-- Begin DATA --

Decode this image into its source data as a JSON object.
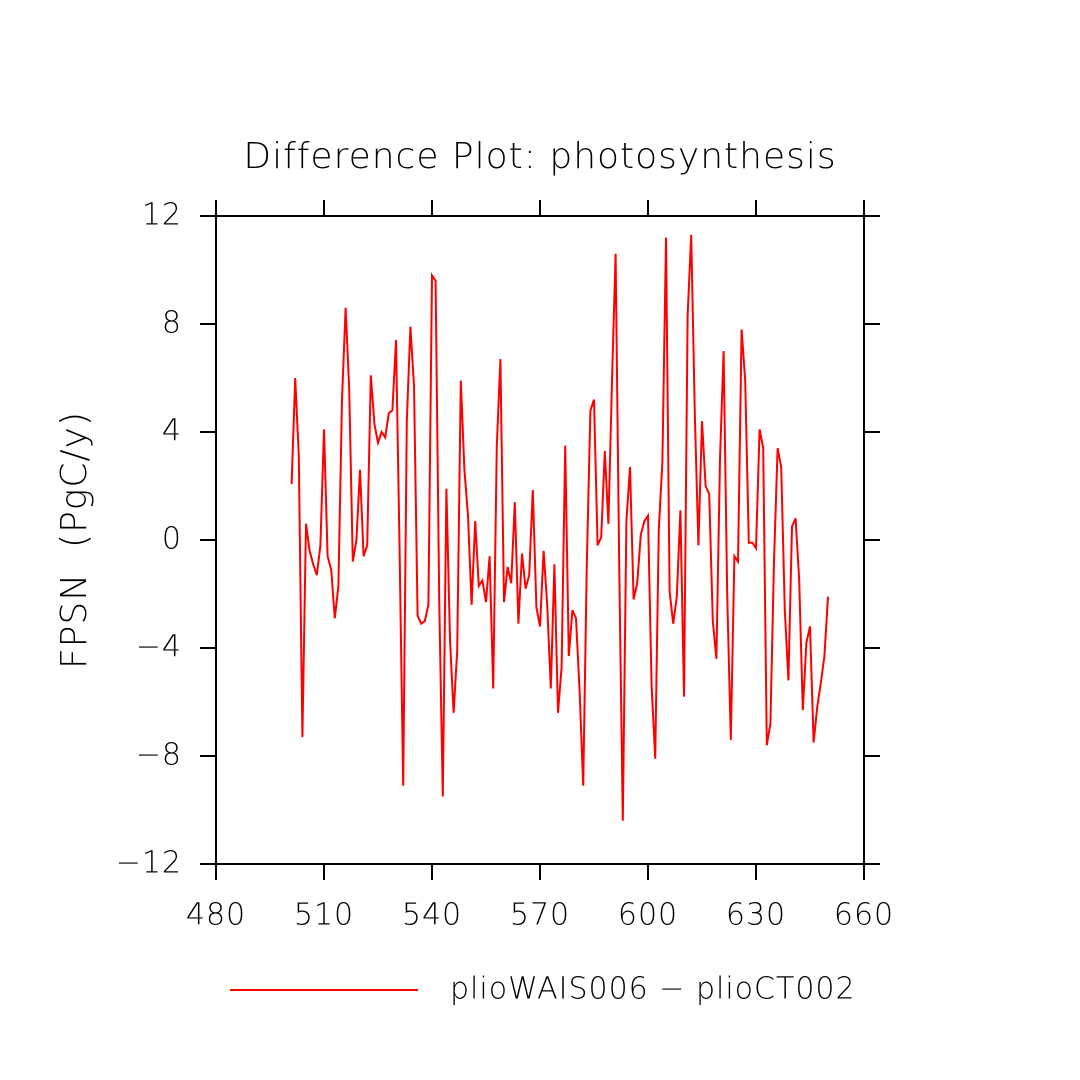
{
  "chart_data": {
    "type": "line",
    "title": "Difference Plot: photosynthesis",
    "ylabel": "FPSN  (PgC/y)",
    "x": [
      501,
      502,
      503,
      504,
      505,
      506,
      507,
      508,
      509,
      510,
      511,
      512,
      513,
      514,
      515,
      516,
      517,
      518,
      519,
      520,
      521,
      522,
      523,
      524,
      525,
      526,
      527,
      528,
      529,
      530,
      531,
      532,
      533,
      534,
      535,
      536,
      537,
      538,
      539,
      540,
      541,
      542,
      543,
      544,
      545,
      546,
      547,
      548,
      549,
      550,
      551,
      552,
      553,
      554,
      555,
      556,
      557,
      558,
      559,
      560,
      561,
      562,
      563,
      564,
      565,
      566,
      567,
      568,
      569,
      570,
      571,
      572,
      573,
      574,
      575,
      576,
      577,
      578,
      579,
      580,
      581,
      582,
      583,
      584,
      585,
      586,
      587,
      588,
      589,
      590,
      591,
      592,
      593,
      594,
      595,
      596,
      597,
      598,
      599,
      600,
      601,
      602,
      603,
      604,
      605,
      606,
      607,
      608,
      609,
      610,
      611,
      612,
      613,
      614,
      615,
      616,
      617,
      618,
      619,
      620,
      621,
      622,
      623,
      624,
      625,
      626,
      627,
      628,
      629,
      630,
      631,
      632,
      633,
      634,
      635,
      636,
      637,
      638,
      639,
      640,
      641,
      642,
      643,
      644,
      645,
      646,
      647,
      648,
      649,
      650
    ],
    "series": [
      {
        "name": "plioWAIS006 − plioCT002",
        "color": "#ff0000",
        "values": [
          2.07,
          6.0,
          3.1,
          -7.3,
          0.6,
          -0.4,
          -0.9,
          -1.3,
          -0.2,
          4.1,
          -0.6,
          -1.1,
          -2.9,
          -1.7,
          5.2,
          8.6,
          5.6,
          -0.8,
          0,
          2.6,
          -0.6,
          -0.2,
          6.1,
          4.3,
          3.6,
          4.0,
          3.8,
          4.7,
          4.8,
          7.4,
          -0.4,
          -9.1,
          4.4,
          7.9,
          5.7,
          -2.8,
          -3.1,
          -3.0,
          -2.4,
          9.8,
          9.6,
          -2.2,
          -9.5,
          1.9,
          -3.7,
          -6.4,
          -4.1,
          5.9,
          2.6,
          0.9,
          -2.4,
          0.7,
          -1.7,
          -1.5,
          -2.3,
          -0.6,
          -5.5,
          3.5,
          6.7,
          -2.3,
          -1.0,
          -1.6,
          1.4,
          -3.1,
          -0.5,
          -1.8,
          -1.3,
          1.85,
          -2.5,
          -3.2,
          -0.4,
          -2.4,
          -5.5,
          -0.9,
          -6.4,
          -4.7,
          3.5,
          -4.3,
          -2.6,
          -2.9,
          -5.6,
          -9.1,
          -0.9,
          4.8,
          5.2,
          -0.2,
          0.1,
          3.3,
          0.6,
          5.9,
          10.6,
          -0.9,
          -10.4,
          0.7,
          2.7,
          -2.2,
          -1.6,
          0.2,
          0.7,
          0.9,
          -5.4,
          -8.1,
          0.4,
          2.9,
          11.2,
          -1.9,
          -3.1,
          -2.1,
          1.1,
          -5.8,
          8.3,
          11.3,
          4.7,
          -0.2,
          4.4,
          2.0,
          1.7,
          -3.0,
          -4.4,
          3.0,
          7.0,
          -2.0,
          -7.4,
          -0.6,
          -0.8,
          7.8,
          5.9,
          -0.1,
          -0.1,
          -0.3,
          4.1,
          3.4,
          -7.6,
          -6.8,
          -0.8,
          3.4,
          2.7,
          -2.6,
          -5.2,
          0.5,
          0.8,
          -1.5,
          -6.3,
          -3.8,
          -3.2,
          -7.5,
          -6.2,
          -5.3,
          -4.3,
          -2.1
        ]
      }
    ],
    "xlim": [
      480,
      660
    ],
    "xticks": [
      480,
      510,
      540,
      570,
      600,
      630,
      660
    ],
    "ylim": [
      -12,
      12
    ],
    "yticks": [
      {
        "value": -12,
        "label": "−12"
      },
      {
        "value": -8,
        "label": "−8"
      },
      {
        "value": -4,
        "label": "−4"
      },
      0,
      4,
      8,
      12
    ]
  }
}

-- End DATA --

# STATED GOAL
Transcribe the entries above verbatim, omitting their pictures.

# TASK ANSWER
Decode this image into its source data as a JSON object.
{
  "chart_data": {
    "type": "line",
    "title": "Difference Plot: photosynthesis",
    "ylabel": "FPSN  (PgC/y)",
    "x": [
      501,
      502,
      503,
      504,
      505,
      506,
      507,
      508,
      509,
      510,
      511,
      512,
      513,
      514,
      515,
      516,
      517,
      518,
      519,
      520,
      521,
      522,
      523,
      524,
      525,
      526,
      527,
      528,
      529,
      530,
      531,
      532,
      533,
      534,
      535,
      536,
      537,
      538,
      539,
      540,
      541,
      542,
      543,
      544,
      545,
      546,
      547,
      548,
      549,
      550,
      551,
      552,
      553,
      554,
      555,
      556,
      557,
      558,
      559,
      560,
      561,
      562,
      563,
      564,
      565,
      566,
      567,
      568,
      569,
      570,
      571,
      572,
      573,
      574,
      575,
      576,
      577,
      578,
      579,
      580,
      581,
      582,
      583,
      584,
      585,
      586,
      587,
      588,
      589,
      590,
      591,
      592,
      593,
      594,
      595,
      596,
      597,
      598,
      599,
      600,
      601,
      602,
      603,
      604,
      605,
      606,
      607,
      608,
      609,
      610,
      611,
      612,
      613,
      614,
      615,
      616,
      617,
      618,
      619,
      620,
      621,
      622,
      623,
      624,
      625,
      626,
      627,
      628,
      629,
      630,
      631,
      632,
      633,
      634,
      635,
      636,
      637,
      638,
      639,
      640,
      641,
      642,
      643,
      644,
      645,
      646,
      647,
      648,
      649,
      650
    ],
    "series": [
      {
        "name": "plioWAIS006 − plioCT002",
        "color": "#ff0000",
        "values": [
          2.07,
          6.0,
          3.1,
          -7.3,
          0.6,
          -0.4,
          -0.9,
          -1.3,
          -0.2,
          4.1,
          -0.6,
          -1.1,
          -2.9,
          -1.7,
          5.2,
          8.6,
          5.6,
          -0.8,
          0,
          2.6,
          -0.6,
          -0.2,
          6.1,
          4.3,
          3.6,
          4.0,
          3.8,
          4.7,
          4.8,
          7.4,
          -0.4,
          -9.1,
          4.4,
          7.9,
          5.7,
          -2.8,
          -3.1,
          -3.0,
          -2.4,
          9.8,
          9.6,
          -2.2,
          -9.5,
          1.9,
          -3.7,
          -6.4,
          -4.1,
          5.9,
          2.6,
          0.9,
          -2.4,
          0.7,
          -1.7,
          -1.5,
          -2.3,
          -0.6,
          -5.5,
          3.5,
          6.7,
          -2.3,
          -1.0,
          -1.6,
          1.4,
          -3.1,
          -0.5,
          -1.8,
          -1.3,
          1.85,
          -2.5,
          -3.2,
          -0.4,
          -2.4,
          -5.5,
          -0.9,
          -6.4,
          -4.7,
          3.5,
          -4.3,
          -2.6,
          -2.9,
          -5.6,
          -9.1,
          -0.9,
          4.8,
          5.2,
          -0.2,
          0.1,
          3.3,
          0.6,
          5.9,
          10.6,
          -0.9,
          -10.4,
          0.7,
          2.7,
          -2.2,
          -1.6,
          0.2,
          0.7,
          0.9,
          -5.4,
          -8.1,
          0.4,
          2.9,
          11.2,
          -1.9,
          -3.1,
          -2.1,
          1.1,
          -5.8,
          8.3,
          11.3,
          4.7,
          -0.2,
          4.4,
          2.0,
          1.7,
          -3.0,
          -4.4,
          3.0,
          7.0,
          -2.0,
          -7.4,
          -0.6,
          -0.8,
          7.8,
          5.9,
          -0.1,
          -0.1,
          -0.3,
          4.1,
          3.4,
          -7.6,
          -6.8,
          -0.8,
          3.4,
          2.7,
          -2.6,
          -5.2,
          0.5,
          0.8,
          -1.5,
          -6.3,
          -3.8,
          -3.2,
          -7.5,
          -6.2,
          -5.3,
          -4.3,
          -2.1
        ]
      }
    ],
    "xlim": [
      480,
      660
    ],
    "xticks": [
      480,
      510,
      540,
      570,
      600,
      630,
      660
    ],
    "ylim": [
      -12,
      12
    ],
    "yticks": [
      {
        "value": -12,
        "label": "−12"
      },
      {
        "value": -8,
        "label": "−8"
      },
      {
        "value": -4,
        "label": "−4"
      },
      0,
      4,
      8,
      12
    ]
  }
}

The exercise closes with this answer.